* TASK PROMPT
Pick every line from the data that holds the word "collard".
** start of EXTRACTED MATERIAL **
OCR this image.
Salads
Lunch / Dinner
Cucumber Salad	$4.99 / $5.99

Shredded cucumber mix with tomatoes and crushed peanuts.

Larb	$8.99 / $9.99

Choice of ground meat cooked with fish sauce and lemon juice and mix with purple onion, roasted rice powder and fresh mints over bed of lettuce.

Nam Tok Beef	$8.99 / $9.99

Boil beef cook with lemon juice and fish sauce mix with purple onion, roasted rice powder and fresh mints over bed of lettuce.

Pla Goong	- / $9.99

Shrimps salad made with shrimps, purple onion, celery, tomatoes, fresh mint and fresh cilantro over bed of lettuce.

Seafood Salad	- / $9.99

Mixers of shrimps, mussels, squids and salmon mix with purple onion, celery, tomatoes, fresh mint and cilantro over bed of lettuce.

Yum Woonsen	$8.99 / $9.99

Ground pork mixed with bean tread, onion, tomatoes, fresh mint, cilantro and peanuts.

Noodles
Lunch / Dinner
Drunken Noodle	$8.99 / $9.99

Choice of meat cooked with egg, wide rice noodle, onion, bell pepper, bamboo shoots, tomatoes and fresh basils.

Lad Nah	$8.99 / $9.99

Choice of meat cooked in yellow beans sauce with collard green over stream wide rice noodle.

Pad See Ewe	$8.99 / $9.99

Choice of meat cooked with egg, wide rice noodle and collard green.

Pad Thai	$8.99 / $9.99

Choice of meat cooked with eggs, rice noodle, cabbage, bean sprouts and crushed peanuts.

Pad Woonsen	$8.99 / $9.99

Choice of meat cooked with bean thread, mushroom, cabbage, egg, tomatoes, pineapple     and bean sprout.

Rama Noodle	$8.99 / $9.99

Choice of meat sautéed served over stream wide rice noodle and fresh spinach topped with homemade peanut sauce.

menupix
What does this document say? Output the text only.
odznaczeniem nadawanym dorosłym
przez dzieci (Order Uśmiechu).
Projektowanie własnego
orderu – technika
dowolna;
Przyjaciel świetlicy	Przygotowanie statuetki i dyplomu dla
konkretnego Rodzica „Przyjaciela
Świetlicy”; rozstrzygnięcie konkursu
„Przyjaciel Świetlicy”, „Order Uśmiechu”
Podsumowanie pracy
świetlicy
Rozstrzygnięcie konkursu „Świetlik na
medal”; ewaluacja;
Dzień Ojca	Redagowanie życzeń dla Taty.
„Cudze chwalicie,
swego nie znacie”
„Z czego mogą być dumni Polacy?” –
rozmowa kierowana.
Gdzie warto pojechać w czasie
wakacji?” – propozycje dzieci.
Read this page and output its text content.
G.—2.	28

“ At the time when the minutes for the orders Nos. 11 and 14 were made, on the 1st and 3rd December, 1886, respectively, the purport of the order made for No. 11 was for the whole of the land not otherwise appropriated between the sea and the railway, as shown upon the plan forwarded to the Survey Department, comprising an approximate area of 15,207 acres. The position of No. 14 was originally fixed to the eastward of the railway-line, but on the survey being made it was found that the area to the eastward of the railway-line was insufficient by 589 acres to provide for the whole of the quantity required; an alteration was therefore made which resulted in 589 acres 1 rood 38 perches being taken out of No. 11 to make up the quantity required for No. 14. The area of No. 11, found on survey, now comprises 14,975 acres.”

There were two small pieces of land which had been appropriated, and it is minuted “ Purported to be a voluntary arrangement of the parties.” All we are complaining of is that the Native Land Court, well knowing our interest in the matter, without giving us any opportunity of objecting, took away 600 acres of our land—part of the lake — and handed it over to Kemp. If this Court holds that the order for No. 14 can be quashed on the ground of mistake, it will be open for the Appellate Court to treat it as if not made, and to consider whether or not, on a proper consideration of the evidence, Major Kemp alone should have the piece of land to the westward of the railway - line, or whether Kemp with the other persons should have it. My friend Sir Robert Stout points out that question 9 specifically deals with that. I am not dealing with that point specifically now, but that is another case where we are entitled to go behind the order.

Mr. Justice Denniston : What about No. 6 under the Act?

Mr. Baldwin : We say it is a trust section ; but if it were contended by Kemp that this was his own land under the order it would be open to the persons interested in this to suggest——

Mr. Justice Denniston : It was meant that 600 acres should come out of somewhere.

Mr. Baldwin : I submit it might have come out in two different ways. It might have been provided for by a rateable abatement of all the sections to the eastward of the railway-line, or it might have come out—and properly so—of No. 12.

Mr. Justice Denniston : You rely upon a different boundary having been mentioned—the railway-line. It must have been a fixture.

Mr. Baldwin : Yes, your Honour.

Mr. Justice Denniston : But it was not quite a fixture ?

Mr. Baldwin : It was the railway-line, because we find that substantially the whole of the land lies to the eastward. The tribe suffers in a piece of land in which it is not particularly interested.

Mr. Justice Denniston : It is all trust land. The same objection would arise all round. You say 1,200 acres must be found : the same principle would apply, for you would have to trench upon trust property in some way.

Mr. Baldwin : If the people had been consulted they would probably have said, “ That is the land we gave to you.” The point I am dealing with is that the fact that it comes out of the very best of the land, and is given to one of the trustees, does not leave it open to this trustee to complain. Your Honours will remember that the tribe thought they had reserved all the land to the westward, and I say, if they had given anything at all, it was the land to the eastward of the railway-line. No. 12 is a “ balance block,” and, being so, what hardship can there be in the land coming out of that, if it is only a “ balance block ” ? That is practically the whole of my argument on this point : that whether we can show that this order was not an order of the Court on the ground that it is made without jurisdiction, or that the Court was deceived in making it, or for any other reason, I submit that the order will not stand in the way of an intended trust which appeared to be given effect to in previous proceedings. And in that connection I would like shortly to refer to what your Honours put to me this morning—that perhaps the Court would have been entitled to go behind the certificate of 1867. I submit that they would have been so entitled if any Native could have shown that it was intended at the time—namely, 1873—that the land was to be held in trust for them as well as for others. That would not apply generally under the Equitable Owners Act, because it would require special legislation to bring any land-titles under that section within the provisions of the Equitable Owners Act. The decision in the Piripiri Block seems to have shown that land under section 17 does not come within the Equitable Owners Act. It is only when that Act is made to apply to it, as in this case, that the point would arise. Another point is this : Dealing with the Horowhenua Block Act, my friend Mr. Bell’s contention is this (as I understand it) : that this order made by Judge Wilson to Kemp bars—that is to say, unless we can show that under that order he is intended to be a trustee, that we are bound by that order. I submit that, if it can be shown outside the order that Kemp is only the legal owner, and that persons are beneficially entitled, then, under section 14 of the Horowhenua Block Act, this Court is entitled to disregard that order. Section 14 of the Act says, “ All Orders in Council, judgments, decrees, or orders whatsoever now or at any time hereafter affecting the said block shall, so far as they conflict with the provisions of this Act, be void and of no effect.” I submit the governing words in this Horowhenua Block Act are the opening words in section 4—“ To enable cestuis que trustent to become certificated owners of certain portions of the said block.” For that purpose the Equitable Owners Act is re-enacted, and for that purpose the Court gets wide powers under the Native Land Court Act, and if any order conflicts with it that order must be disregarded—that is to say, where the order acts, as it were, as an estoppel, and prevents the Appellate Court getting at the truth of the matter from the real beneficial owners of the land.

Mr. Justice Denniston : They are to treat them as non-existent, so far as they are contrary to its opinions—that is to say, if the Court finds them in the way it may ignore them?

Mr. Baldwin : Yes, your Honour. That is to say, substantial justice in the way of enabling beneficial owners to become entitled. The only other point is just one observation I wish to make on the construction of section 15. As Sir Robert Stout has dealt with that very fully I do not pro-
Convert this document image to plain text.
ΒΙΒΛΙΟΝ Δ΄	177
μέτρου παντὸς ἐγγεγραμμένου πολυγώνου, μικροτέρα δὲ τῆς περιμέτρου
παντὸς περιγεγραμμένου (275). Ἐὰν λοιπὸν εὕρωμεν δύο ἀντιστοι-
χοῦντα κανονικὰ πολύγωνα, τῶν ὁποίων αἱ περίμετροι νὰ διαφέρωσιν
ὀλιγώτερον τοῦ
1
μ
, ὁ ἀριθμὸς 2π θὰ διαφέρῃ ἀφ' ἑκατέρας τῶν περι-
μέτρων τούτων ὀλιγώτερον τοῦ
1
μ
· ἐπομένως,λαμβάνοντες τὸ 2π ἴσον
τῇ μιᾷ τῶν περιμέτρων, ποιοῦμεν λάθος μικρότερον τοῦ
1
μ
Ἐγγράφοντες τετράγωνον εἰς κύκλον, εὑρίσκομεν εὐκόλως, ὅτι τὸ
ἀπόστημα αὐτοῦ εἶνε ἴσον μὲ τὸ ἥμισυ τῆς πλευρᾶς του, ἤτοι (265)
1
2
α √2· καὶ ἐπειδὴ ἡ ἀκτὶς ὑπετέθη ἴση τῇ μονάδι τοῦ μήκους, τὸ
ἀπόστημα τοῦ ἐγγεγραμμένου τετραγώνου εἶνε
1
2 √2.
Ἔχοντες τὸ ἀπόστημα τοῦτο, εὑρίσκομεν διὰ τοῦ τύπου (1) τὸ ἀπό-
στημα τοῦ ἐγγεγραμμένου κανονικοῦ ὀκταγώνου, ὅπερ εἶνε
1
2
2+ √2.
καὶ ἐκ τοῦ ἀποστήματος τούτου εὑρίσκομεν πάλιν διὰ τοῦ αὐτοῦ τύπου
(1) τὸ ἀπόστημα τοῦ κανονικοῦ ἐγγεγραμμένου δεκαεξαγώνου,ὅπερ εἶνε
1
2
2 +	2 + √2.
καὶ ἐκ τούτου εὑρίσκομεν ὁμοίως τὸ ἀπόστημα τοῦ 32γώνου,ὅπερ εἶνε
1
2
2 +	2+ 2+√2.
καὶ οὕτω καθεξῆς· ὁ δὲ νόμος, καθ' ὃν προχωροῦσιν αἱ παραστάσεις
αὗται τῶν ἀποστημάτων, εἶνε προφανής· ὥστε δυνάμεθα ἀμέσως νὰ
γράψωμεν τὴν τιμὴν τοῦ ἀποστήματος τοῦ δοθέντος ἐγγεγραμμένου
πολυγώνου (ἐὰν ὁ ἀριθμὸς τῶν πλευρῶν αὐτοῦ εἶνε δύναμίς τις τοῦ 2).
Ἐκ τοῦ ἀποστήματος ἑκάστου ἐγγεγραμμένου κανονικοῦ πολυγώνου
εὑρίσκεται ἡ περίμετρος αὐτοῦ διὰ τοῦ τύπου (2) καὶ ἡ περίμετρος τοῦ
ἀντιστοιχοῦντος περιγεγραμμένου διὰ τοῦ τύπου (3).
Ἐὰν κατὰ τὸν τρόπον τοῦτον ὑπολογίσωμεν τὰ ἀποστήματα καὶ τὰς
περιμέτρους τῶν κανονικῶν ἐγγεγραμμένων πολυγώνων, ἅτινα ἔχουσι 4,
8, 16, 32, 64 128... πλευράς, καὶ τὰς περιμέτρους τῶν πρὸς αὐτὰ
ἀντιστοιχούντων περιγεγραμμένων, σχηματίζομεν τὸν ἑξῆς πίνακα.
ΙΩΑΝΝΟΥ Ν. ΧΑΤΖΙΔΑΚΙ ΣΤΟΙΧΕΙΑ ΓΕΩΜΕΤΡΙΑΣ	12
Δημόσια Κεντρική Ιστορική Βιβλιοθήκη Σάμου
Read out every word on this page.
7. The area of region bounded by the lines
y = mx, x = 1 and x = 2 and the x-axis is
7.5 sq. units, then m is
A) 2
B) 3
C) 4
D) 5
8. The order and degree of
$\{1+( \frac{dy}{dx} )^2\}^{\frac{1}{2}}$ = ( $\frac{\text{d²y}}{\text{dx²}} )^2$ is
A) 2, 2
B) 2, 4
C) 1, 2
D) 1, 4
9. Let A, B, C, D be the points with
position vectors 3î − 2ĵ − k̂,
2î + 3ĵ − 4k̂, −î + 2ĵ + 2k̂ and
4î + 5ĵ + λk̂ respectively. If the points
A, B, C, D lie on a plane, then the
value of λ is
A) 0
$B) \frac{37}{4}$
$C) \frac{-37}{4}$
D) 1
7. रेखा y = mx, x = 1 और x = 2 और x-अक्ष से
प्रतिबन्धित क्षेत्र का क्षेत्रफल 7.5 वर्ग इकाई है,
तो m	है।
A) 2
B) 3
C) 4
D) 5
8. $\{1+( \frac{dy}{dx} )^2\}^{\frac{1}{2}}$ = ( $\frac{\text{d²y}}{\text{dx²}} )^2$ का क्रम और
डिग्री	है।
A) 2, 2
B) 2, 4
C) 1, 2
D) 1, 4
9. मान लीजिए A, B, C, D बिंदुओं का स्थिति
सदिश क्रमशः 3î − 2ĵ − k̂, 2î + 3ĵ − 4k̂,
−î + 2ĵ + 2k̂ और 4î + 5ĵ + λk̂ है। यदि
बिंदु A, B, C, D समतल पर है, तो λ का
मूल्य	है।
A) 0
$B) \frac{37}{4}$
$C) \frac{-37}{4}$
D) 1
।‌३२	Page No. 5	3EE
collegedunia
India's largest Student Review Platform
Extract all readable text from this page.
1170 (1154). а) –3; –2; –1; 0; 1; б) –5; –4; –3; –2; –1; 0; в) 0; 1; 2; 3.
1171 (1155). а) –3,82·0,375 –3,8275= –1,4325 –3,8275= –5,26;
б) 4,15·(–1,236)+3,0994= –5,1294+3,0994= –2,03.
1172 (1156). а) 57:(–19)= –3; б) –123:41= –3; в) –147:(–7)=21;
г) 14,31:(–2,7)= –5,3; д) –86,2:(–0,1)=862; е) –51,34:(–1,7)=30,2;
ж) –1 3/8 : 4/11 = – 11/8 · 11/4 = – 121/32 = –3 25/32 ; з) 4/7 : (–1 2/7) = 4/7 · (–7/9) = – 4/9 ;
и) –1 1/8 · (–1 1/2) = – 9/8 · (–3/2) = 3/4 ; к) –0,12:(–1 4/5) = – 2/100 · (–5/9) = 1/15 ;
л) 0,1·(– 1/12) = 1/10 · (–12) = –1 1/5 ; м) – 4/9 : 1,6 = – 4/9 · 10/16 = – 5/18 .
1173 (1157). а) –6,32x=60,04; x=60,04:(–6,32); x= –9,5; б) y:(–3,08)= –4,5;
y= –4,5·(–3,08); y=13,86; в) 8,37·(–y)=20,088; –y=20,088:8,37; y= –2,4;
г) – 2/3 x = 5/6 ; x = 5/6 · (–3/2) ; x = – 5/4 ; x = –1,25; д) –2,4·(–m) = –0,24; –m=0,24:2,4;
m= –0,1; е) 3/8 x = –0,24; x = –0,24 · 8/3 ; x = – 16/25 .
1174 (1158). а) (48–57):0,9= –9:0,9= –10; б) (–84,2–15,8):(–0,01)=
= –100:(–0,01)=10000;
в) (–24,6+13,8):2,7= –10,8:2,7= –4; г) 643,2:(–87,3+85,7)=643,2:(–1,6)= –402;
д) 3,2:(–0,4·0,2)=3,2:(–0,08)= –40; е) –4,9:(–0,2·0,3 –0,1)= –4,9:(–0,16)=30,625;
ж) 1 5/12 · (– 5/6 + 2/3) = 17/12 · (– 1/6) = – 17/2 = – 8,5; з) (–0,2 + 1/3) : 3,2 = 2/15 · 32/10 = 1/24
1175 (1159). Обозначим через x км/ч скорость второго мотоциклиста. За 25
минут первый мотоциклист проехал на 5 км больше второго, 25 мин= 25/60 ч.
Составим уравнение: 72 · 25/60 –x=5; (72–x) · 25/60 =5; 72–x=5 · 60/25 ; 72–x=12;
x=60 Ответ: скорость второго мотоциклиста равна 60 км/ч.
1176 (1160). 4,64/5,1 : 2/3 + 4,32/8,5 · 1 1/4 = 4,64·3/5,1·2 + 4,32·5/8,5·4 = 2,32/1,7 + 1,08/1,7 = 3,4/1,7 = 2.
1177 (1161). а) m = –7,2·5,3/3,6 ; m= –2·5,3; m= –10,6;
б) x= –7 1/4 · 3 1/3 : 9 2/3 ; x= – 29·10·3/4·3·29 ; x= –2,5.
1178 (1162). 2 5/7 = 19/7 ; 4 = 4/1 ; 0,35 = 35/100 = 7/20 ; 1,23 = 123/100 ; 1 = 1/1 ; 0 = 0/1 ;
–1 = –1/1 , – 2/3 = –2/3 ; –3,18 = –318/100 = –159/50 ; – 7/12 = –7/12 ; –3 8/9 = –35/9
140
** end of EXTRACTED MATERIAL **
* EXERCISE ANSWER
Choice of meat cooked in yellow beans sauce with collard green over stream wide rice noodle.
Choice of meat cooked with egg, wide rice noodle and collard green.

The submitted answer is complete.